**PROBLEM REQUIREMENTS**
Transcribe the material in full, exactly as written.

**Stored records**
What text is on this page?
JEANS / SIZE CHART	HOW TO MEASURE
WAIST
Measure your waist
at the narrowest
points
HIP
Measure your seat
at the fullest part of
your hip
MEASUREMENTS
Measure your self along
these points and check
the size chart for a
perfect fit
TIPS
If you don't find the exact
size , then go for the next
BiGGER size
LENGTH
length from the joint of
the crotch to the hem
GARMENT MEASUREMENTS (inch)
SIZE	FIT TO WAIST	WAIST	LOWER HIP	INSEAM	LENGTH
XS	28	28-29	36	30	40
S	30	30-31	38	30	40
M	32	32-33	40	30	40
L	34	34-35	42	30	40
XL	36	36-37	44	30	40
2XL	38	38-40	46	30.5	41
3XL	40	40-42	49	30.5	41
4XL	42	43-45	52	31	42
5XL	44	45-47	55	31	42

**SOLUTION TO THE EXERCISE**
What text is on this page?
JEANS / SIZE CHART	HOW TO MEASURE
WAIST
Measure your waist
at the narrowest
points
HIP
Measure your seat
at the fullest part of
your hip
MEASUREMENTS
Measure your self along
these points and check
the size chart for a
perfect fit
TIPS
If you don't find the exact
size , then go for the next
BiGGER size
LENGTH
length from the joint of
the crotch to the hem
GARMENT MEASUREMENTS (inch)
SIZE	FIT TO WAIST	WAIST	LOWER HIP	INSEAM	LENGTH
XS	28	28-29	36	30	40
S	30	30-31	38	30	40
M	32	32-33	40	30	40
L	34	34-35	42	30	40
XL	36	36-37	44	30	40
2XL	38	38-40	46	30.5	41
3XL	40	40-42	49	30.5	41
4XL	42	43-45	52	31	42
5XL	44	45-47	55	31	42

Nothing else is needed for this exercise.